:: Excerpted data ::
_ _ _ _

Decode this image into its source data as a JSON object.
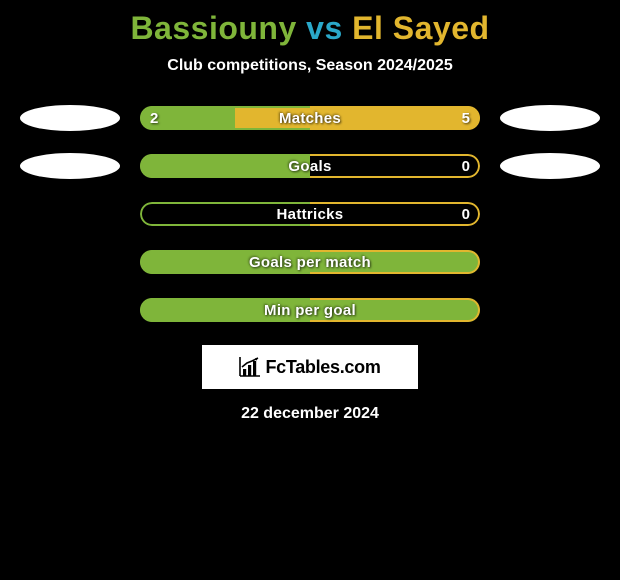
{
  "header": {
    "player1": "Bassiouny",
    "vs": " vs ",
    "player2": "El Sayed",
    "title_color_p1": "#7fb53a",
    "title_color_vs": "#2aa8c9",
    "title_color_p2": "#e2b62e",
    "subtitle": "Club competitions, Season 2024/2025"
  },
  "colors": {
    "left_fill": "#7fb53a",
    "right_fill": "#e2b62e",
    "bar_bg": "#000000",
    "border_left": "#7fb53a",
    "border_right": "#e2b62e",
    "background": "#000000"
  },
  "stats": [
    {
      "label": "Matches",
      "left_value": "2",
      "right_value": "5",
      "left_pct": 28,
      "right_pct": 72,
      "show_flags": true,
      "show_values": true
    },
    {
      "label": "Goals",
      "left_value": "",
      "right_value": "0",
      "left_pct": 50,
      "right_pct": 0,
      "show_flags": true,
      "show_values": true
    },
    {
      "label": "Hattricks",
      "left_value": "",
      "right_value": "0",
      "left_pct": 0,
      "right_pct": 0,
      "show_flags": false,
      "show_values": true
    },
    {
      "label": "Goals per match",
      "left_value": "",
      "right_value": "",
      "left_pct": 100,
      "right_pct": 0,
      "show_flags": false,
      "show_values": false
    },
    {
      "label": "Min per goal",
      "left_value": "",
      "right_value": "",
      "left_pct": 100,
      "right_pct": 0,
      "show_flags": false,
      "show_values": false
    }
  ],
  "logo": {
    "text": "FcTables.com"
  },
  "footer": {
    "date": "22 december 2024"
  }
}
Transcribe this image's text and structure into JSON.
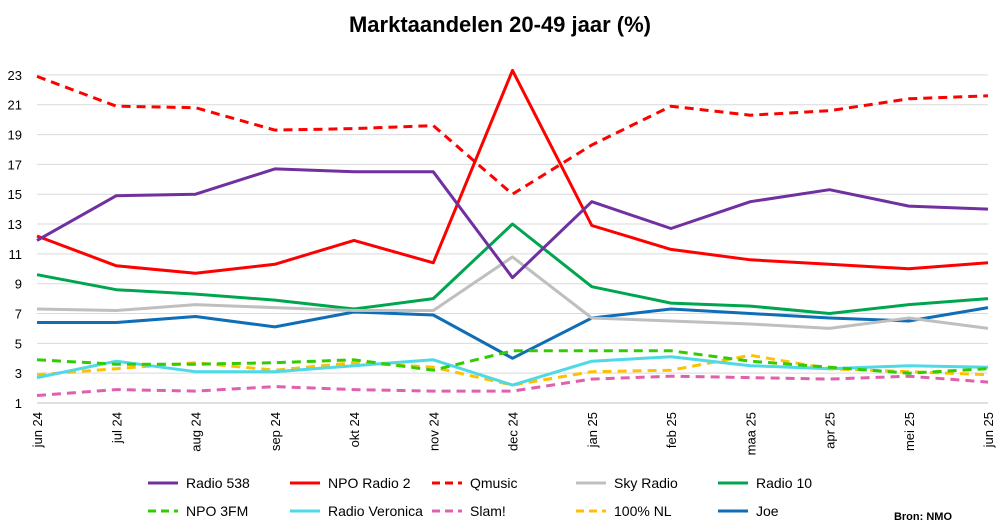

_ _ _ _

:: Direction ::
In the material above, find each line that contains the word "image", and select it.

:: Worked answer ::
Decode this image into its source data as a JSON object.
Transcribe this image's text and structure into JSON.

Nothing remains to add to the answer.